Recorded data:
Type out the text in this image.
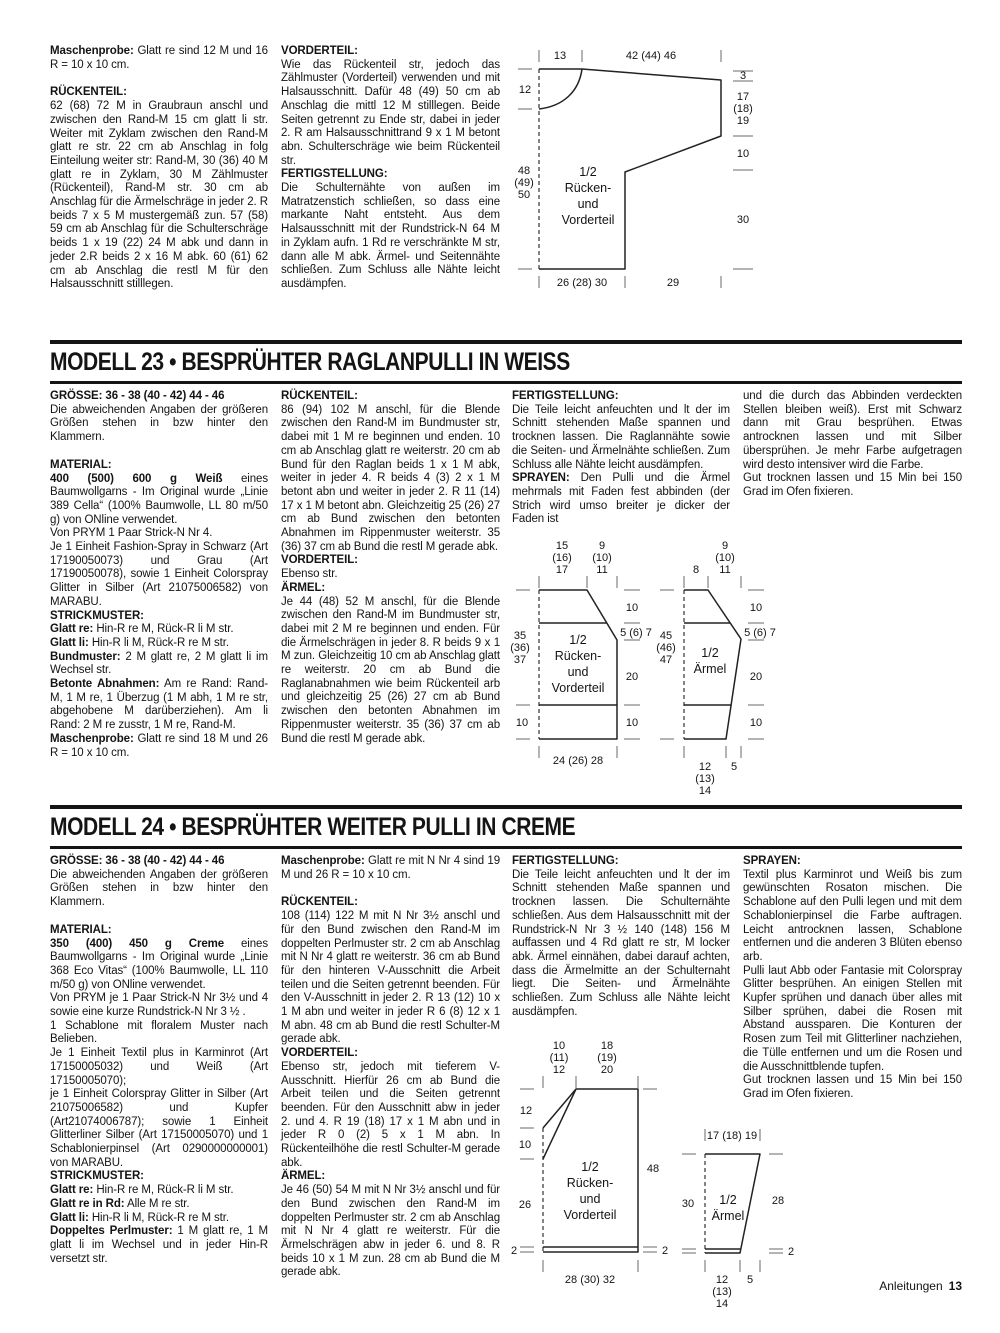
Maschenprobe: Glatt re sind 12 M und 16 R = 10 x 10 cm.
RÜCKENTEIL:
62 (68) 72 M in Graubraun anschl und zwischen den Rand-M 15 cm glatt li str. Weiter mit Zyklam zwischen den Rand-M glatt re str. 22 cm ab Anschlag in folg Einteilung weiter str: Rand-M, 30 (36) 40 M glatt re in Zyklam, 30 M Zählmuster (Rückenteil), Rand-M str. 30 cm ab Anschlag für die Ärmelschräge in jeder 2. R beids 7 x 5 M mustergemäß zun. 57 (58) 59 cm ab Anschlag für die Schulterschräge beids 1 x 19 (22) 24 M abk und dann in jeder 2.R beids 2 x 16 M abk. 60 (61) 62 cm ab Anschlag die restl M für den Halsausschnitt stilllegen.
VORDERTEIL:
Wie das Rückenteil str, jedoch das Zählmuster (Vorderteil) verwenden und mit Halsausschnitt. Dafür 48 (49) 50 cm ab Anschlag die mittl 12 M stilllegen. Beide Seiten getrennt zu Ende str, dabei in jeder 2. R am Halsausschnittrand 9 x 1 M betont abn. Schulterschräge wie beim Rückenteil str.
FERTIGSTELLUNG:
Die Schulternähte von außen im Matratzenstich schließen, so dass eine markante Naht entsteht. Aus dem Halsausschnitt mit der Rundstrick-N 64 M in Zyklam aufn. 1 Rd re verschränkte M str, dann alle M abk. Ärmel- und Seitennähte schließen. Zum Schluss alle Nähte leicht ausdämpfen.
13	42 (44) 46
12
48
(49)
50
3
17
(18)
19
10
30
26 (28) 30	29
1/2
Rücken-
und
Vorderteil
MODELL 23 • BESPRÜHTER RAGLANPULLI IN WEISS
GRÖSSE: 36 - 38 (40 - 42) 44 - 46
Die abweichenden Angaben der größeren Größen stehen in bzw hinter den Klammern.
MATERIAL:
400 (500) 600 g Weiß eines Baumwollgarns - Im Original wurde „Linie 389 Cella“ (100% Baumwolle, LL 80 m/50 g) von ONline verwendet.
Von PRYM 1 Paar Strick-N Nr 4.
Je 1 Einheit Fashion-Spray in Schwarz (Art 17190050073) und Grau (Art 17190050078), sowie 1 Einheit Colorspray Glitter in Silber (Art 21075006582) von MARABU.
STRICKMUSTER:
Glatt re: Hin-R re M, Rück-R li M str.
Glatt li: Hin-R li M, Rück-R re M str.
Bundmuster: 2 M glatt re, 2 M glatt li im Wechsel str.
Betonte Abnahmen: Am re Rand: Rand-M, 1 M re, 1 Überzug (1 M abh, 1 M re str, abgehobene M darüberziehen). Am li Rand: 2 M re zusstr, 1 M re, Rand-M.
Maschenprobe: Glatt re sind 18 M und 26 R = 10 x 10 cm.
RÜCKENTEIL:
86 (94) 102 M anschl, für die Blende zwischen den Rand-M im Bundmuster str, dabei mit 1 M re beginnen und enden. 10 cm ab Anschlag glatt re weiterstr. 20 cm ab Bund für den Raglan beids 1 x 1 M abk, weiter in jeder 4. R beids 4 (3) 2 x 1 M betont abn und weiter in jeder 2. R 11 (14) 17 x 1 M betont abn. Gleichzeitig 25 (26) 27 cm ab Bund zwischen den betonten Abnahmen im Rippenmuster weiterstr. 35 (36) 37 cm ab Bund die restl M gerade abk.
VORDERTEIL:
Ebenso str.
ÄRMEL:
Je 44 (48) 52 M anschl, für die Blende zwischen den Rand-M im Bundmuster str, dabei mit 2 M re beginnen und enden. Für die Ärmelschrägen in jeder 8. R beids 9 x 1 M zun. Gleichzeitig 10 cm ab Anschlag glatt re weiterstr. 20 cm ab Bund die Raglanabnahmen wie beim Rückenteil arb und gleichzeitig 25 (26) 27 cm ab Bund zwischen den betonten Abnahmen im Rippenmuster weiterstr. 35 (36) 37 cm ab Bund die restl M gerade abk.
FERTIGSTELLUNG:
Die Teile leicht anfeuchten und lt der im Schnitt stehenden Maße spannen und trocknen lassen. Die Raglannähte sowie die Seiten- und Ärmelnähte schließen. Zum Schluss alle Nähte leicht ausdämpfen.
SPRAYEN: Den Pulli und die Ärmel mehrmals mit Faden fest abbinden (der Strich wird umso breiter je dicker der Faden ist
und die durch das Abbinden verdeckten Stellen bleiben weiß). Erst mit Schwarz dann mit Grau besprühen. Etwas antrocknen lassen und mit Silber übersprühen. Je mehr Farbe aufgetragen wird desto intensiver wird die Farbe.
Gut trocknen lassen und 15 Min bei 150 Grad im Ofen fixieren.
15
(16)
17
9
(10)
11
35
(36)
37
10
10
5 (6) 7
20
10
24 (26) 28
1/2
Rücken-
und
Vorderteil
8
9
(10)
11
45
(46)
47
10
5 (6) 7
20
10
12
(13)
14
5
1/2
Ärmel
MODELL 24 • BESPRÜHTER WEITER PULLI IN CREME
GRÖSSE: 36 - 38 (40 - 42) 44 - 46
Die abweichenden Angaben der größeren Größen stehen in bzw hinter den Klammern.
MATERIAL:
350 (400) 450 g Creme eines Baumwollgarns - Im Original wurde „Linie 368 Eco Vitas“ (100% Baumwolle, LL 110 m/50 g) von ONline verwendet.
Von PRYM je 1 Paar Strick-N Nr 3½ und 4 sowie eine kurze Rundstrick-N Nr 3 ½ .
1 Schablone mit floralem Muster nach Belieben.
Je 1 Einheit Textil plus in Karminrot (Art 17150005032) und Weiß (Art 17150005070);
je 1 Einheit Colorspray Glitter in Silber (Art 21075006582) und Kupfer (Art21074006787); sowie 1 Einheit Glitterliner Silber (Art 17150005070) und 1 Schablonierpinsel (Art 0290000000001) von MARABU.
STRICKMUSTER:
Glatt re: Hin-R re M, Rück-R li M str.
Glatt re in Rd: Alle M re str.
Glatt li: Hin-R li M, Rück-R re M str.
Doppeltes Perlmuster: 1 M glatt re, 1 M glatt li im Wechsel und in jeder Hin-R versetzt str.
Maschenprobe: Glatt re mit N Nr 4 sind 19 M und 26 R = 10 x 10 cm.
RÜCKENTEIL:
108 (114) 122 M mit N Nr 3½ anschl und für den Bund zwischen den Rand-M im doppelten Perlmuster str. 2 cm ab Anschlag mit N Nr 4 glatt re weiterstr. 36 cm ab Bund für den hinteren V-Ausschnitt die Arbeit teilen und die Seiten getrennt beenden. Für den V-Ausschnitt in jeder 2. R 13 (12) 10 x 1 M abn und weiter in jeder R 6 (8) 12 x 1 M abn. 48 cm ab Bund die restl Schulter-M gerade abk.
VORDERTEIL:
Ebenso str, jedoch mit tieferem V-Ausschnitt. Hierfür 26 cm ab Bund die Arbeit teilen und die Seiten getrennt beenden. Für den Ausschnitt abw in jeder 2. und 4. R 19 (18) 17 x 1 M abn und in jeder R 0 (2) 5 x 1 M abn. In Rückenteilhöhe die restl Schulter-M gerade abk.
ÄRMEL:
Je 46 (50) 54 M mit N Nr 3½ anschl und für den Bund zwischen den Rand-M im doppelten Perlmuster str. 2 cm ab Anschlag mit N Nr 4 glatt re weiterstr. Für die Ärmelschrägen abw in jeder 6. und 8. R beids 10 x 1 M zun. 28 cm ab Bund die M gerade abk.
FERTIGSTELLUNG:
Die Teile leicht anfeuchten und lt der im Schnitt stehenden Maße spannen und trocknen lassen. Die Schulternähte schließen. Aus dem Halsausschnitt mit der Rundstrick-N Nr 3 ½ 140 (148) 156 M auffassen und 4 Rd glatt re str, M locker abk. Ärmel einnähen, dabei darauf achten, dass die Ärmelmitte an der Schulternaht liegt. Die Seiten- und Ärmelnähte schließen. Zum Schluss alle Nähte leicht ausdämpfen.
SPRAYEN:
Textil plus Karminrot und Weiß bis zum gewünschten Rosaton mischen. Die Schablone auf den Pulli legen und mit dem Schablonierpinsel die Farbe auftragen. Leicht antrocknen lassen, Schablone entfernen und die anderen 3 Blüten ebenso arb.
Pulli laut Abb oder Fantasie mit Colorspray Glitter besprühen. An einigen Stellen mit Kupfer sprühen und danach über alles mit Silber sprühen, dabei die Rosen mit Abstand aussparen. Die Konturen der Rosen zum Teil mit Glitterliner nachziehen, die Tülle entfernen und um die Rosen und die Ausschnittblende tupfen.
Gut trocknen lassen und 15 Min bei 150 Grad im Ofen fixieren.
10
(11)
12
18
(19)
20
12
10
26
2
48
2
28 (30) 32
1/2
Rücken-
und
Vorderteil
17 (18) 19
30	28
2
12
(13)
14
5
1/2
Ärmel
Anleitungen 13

--

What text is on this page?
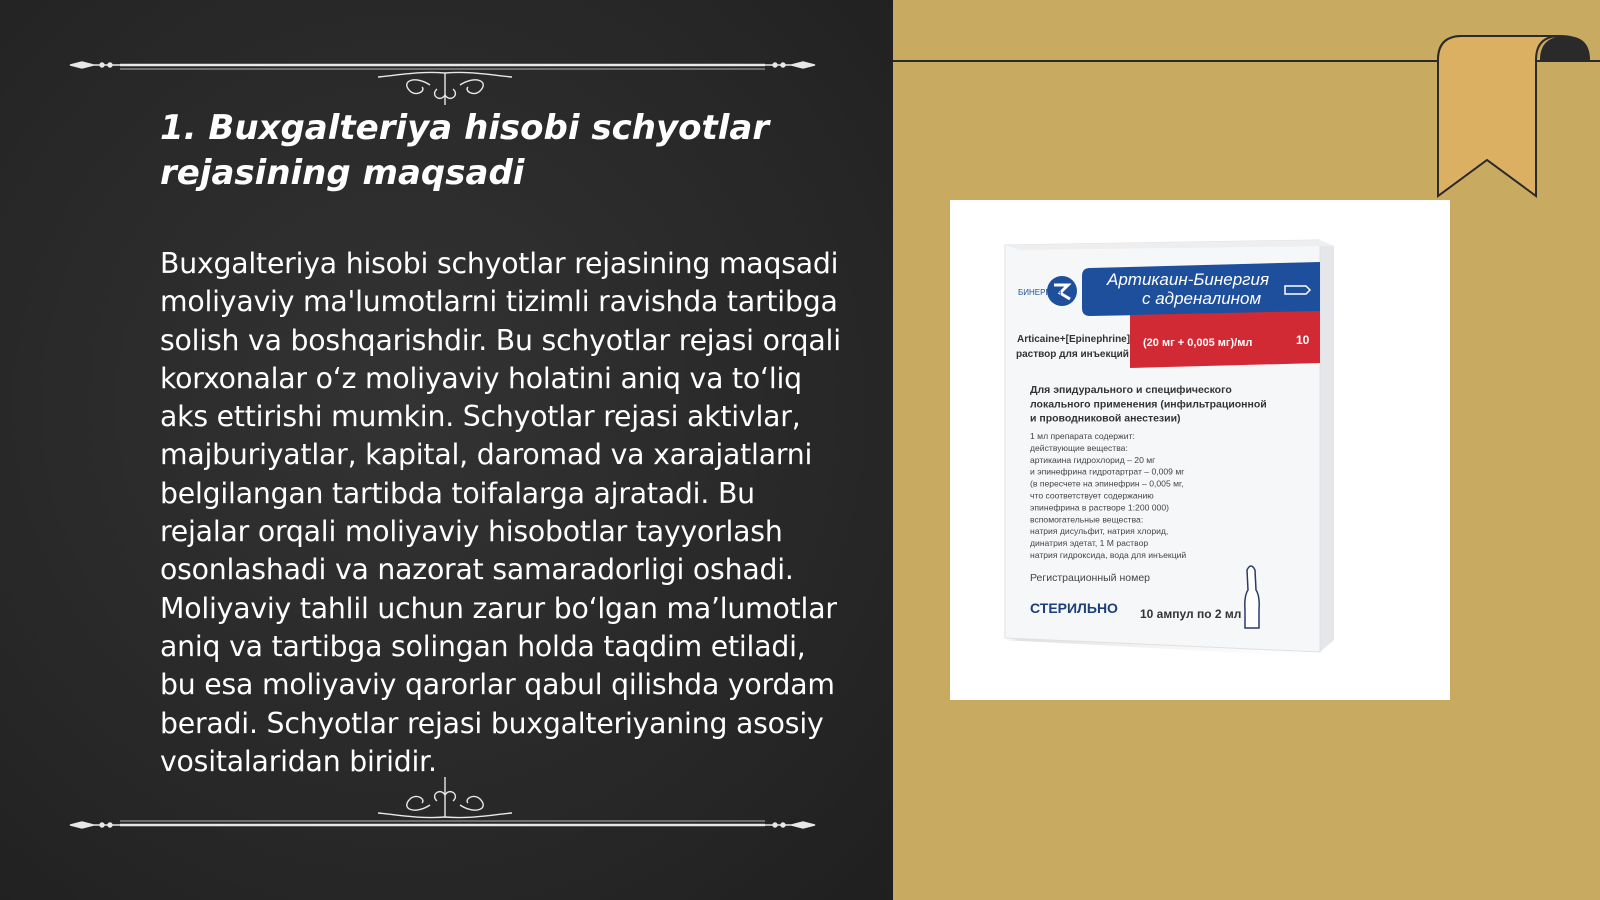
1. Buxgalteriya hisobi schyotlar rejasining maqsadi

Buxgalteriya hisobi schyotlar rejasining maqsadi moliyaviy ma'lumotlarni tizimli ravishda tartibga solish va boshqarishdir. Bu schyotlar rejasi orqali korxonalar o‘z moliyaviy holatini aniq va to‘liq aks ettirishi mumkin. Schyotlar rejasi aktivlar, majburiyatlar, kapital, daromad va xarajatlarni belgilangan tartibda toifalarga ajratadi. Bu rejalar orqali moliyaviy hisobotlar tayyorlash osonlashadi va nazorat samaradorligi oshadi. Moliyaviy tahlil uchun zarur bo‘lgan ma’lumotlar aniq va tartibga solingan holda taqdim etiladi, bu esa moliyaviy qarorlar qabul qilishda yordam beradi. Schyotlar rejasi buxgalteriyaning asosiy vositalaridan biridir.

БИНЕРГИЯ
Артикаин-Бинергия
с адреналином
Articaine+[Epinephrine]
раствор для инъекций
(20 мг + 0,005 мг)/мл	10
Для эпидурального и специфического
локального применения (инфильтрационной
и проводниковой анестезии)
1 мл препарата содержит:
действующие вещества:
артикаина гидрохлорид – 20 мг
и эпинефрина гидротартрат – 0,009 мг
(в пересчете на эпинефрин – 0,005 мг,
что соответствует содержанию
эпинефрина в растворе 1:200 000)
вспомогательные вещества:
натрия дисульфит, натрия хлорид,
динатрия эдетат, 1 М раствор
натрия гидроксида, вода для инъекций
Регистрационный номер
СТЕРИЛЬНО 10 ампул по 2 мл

---

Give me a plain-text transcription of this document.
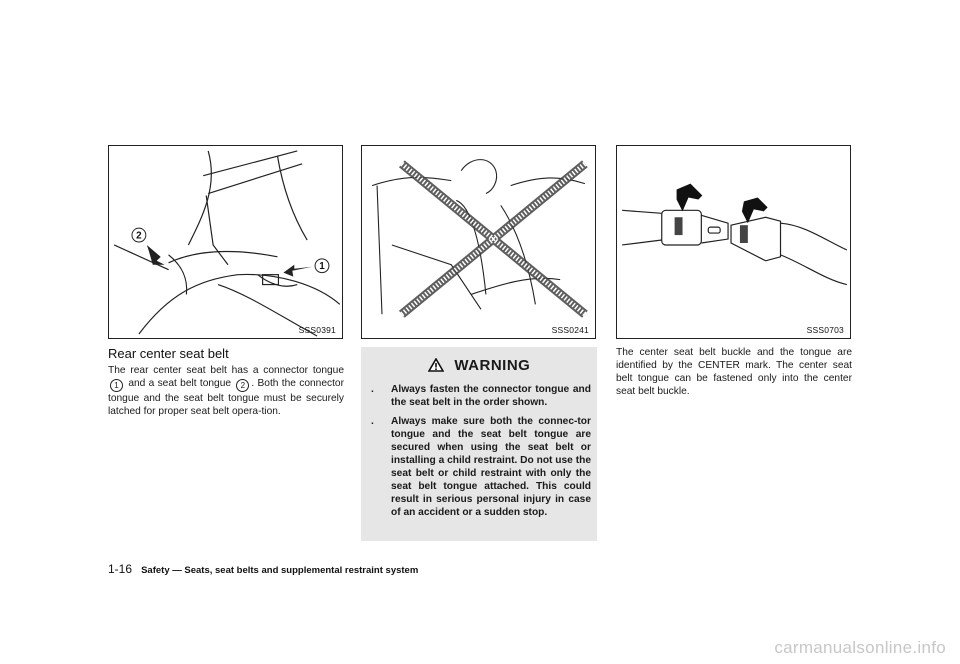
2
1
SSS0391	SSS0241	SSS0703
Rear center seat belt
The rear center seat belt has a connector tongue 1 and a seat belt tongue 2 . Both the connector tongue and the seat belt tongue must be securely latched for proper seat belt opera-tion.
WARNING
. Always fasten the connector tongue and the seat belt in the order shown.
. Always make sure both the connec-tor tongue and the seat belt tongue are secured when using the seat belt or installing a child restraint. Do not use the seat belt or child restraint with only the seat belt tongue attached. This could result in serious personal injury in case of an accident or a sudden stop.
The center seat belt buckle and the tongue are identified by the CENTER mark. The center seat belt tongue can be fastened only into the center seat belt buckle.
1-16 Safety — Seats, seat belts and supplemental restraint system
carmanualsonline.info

▶ **TASK DIRECTIONS**
Work through the records above line by line and count those that hold the string "sind". Give only the result.

▶ **EXERCISE RESULT**
3